**THE TASK**
Keep only the lines of the data below that contain "chevron", and copy them.

**Dataset records**
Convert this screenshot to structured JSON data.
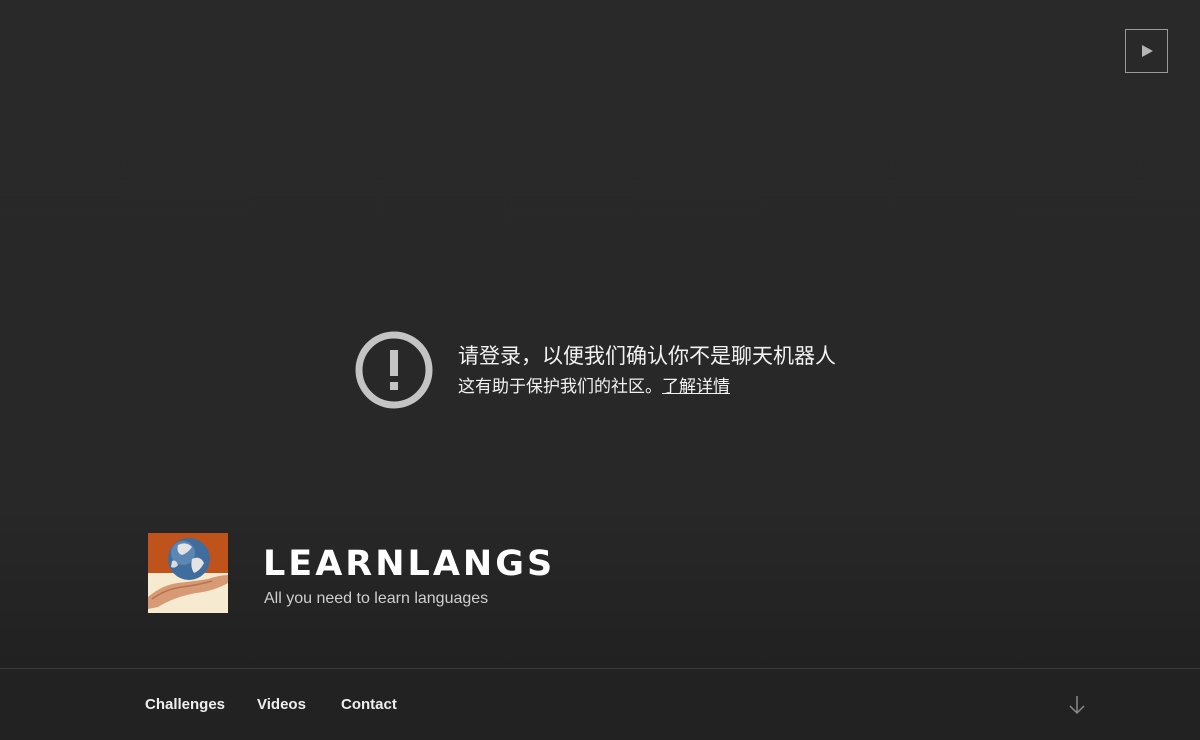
{
  "video": {
    "play_icon": "play-icon"
  },
  "notice": {
    "icon": "exclamation-circle-icon",
    "title": "请登录，以便我们确认你不是聊天机器人",
    "subtitle": "这有助于保护我们的社区。",
    "link_label": "了解详情"
  },
  "branding": {
    "logo_icon": "globe-in-hand-logo",
    "site_title": "LEARNLANGS",
    "site_description": "All you need to learn languages"
  },
  "nav": {
    "items": [
      {
        "label": "Challenges"
      },
      {
        "label": "Videos"
      },
      {
        "label": "Contact"
      }
    ],
    "scroll_icon": "arrow-down-icon"
  },
  "colors": {
    "background": "#282828",
    "nav_background": "#222222",
    "text": "#f2f2f2",
    "icon_gray": "#c4c4c4",
    "logo_orange": "#c0531b"
  }
}
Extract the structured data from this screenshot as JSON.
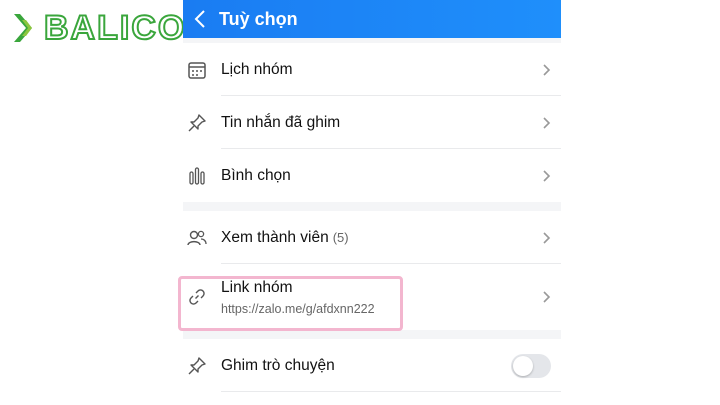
{
  "brand": {
    "name": "BALICO",
    "color": "#3aa63c"
  },
  "header": {
    "title": "Tuỳ chọn",
    "back_icon": "chevron-left-icon",
    "color": "#1a7cf2"
  },
  "items": [
    {
      "icon": "calendar-icon",
      "label": "Lịch nhóm"
    },
    {
      "icon": "pin-icon",
      "label": "Tin nhắn đã ghim"
    },
    {
      "icon": "poll-icon",
      "label": "Bình chọn"
    }
  ],
  "members": {
    "icon": "users-icon",
    "label": "Xem thành viên",
    "count": "(5)"
  },
  "group_link": {
    "icon": "link-icon",
    "label": "Link nhóm",
    "url": "https://zalo.me/g/afdxnn222"
  },
  "pin_chat": {
    "icon": "pin-icon",
    "label": "Ghim trò chuyện",
    "toggle": false
  }
}
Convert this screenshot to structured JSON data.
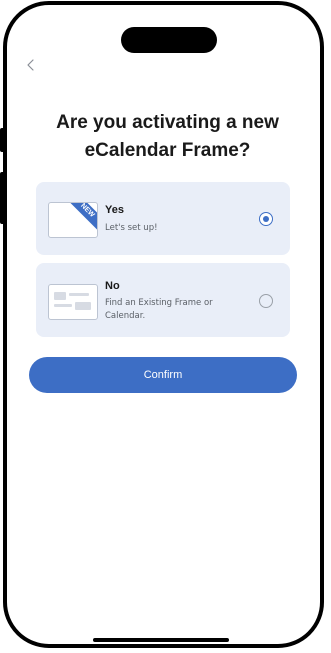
{
  "heading": {
    "line1": "Are you activating a new",
    "line2": "eCalendar Frame?"
  },
  "nav": {
    "back_icon": "chevron-left-icon"
  },
  "options": [
    {
      "title": "Yes",
      "subtitle": "Let's set up!",
      "badge": "NEW",
      "selected": true
    },
    {
      "title": "No",
      "subtitle": "Find an Existing Frame or Calendar.",
      "selected": false
    }
  ],
  "confirm": {
    "label": "Confirm"
  },
  "colors": {
    "accent": "#3d6ec5",
    "card_background": "#e9eef8"
  }
}
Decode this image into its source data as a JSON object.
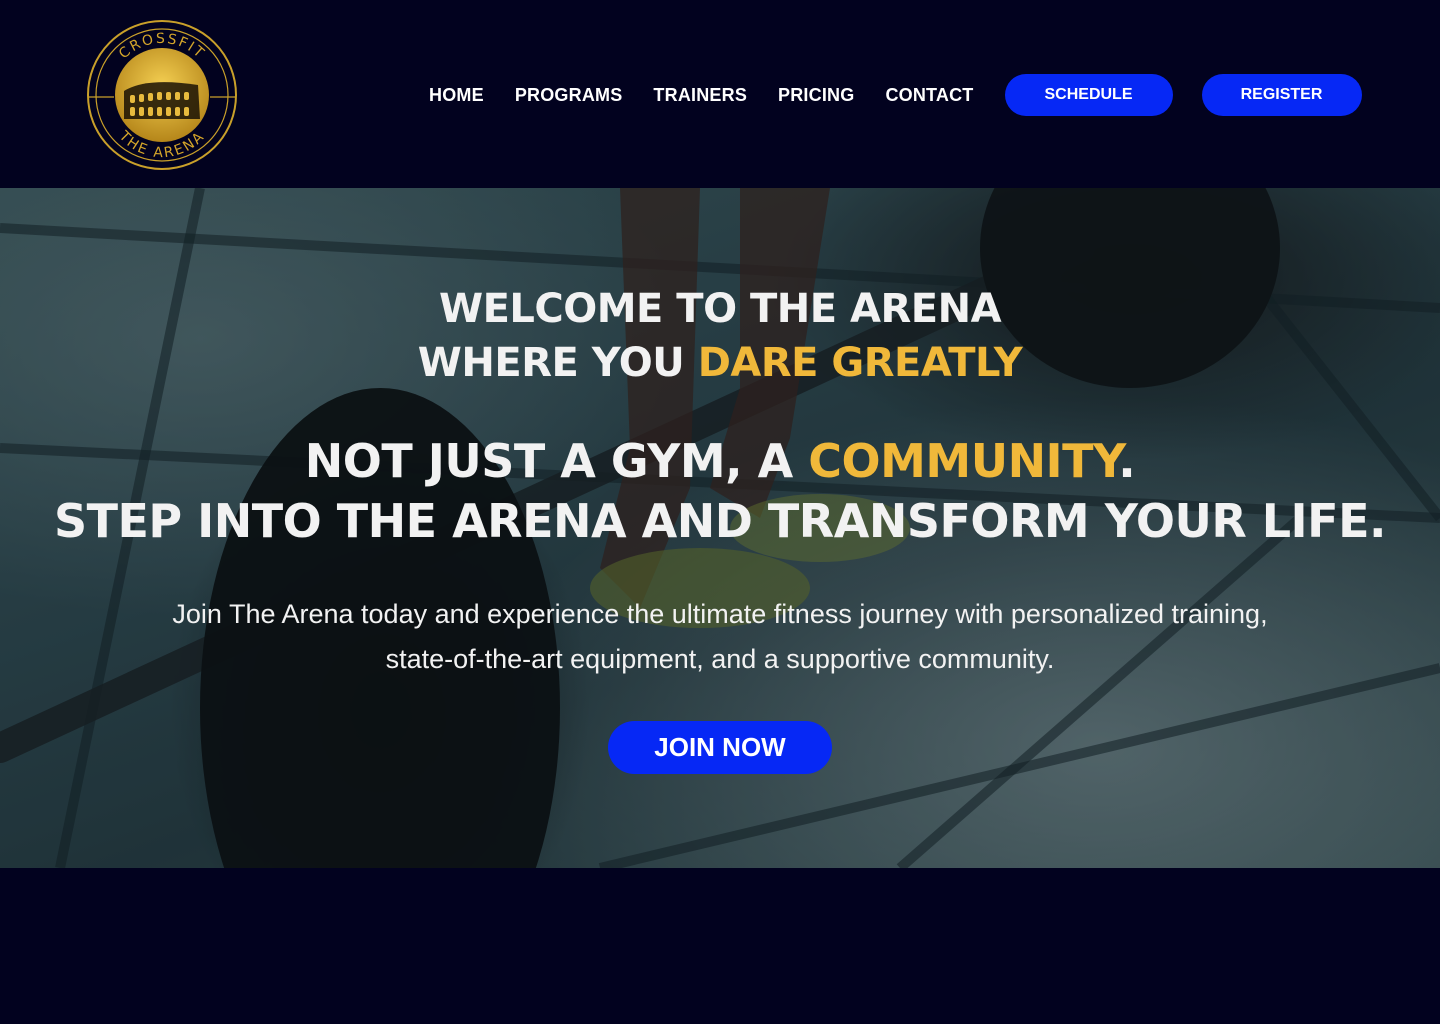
{
  "brand": {
    "logo_top_text": "CROSSFIT",
    "logo_bottom_text": "THE ARENA",
    "logo_icon": "colosseum-icon"
  },
  "nav": {
    "items": [
      {
        "label": "HOME"
      },
      {
        "label": "PROGRAMS"
      },
      {
        "label": "TRAINERS"
      },
      {
        "label": "PRICING"
      },
      {
        "label": "CONTACT"
      }
    ],
    "schedule_label": "SCHEDULE",
    "register_label": "REGISTER"
  },
  "hero": {
    "line1": "WELCOME TO THE ARENA",
    "line2_prefix": "WHERE YOU ",
    "line2_accent": "DARE GREATLY",
    "line3_prefix": "NOT JUST A GYM, A ",
    "line3_accent": "COMMUNITY",
    "line3_suffix": ".",
    "line4": "STEP INTO THE ARENA AND TRANSFORM YOUR LIFE.",
    "subtext": "Join The Arena today and experience the ultimate fitness journey with personalized training, state-of-the-art equipment, and a supportive community.",
    "cta_label": "JOIN NOW",
    "background_image": "barbell-deadlift-photo"
  },
  "colors": {
    "background": "#02021f",
    "button": "#0628f5",
    "accent": "#f0b83a",
    "text": "#ffffff",
    "logo_gold": "#d4a52a"
  }
}
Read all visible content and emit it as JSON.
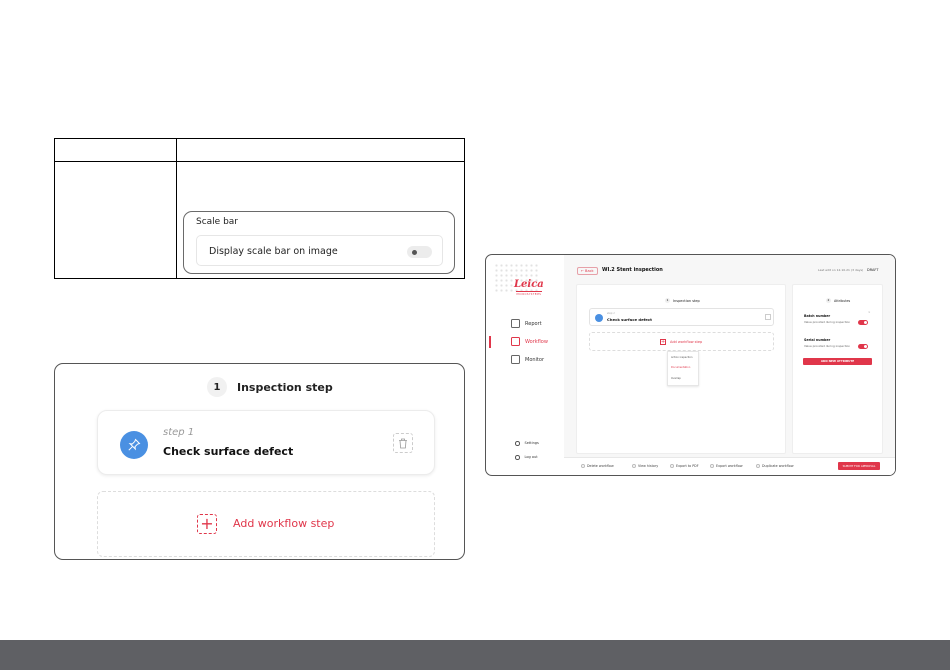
{
  "scale_bar": {
    "title": "Scale bar",
    "row_label": "Display scale bar on image",
    "toggle_state": "off"
  },
  "zoom_card": {
    "step_number": "1",
    "title": "Inspection step",
    "step_subtitle": "step 1",
    "step_name": "Check surface defect",
    "add_label": "Add workflow step"
  },
  "app": {
    "logo": "Leica",
    "logo_sub": "MICROSYSTEMS",
    "sidebar": [
      "Report",
      "Workflow",
      "Monitor"
    ],
    "active_item": "Workflow",
    "footer_links": [
      "Settings",
      "Log out"
    ],
    "back_label": "← Back",
    "title": "WI.2 Stent inspection",
    "meta": "Last edit on 12.10.21 (3 days)",
    "status": "DRAFT",
    "steps_panel": {
      "number": "1",
      "title": "Inspection step",
      "step_sub": "step 1",
      "step_name": "Check surface defect",
      "add_label": "Add workflow step",
      "dropdown": [
        "Action inspection",
        "Documentation",
        "Overlap"
      ]
    },
    "attributes_panel": {
      "number": "2",
      "title": "Attributes",
      "attributes": [
        {
          "name": "Batch number",
          "desc": "Value provided during inspection"
        },
        {
          "name": "Serial number",
          "desc": "Value provided during inspection"
        }
      ],
      "add_button": "ADD NEW ATTRIBUTE"
    },
    "footer_actions": [
      "Delete workflow",
      "View history",
      "Export to PDF",
      "Export workflow",
      "Duplicate workflow"
    ],
    "submit_label": "SUBMIT FOR APPROVAL"
  },
  "colors": {
    "accent": "#e0364a",
    "pin": "#4a90e2",
    "bottom_bar": "#5f6064"
  }
}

**THE COMPLETED TASK**
    "back_icon": "chevron-left-icon",
    "back_icon": "chevron-left-icon"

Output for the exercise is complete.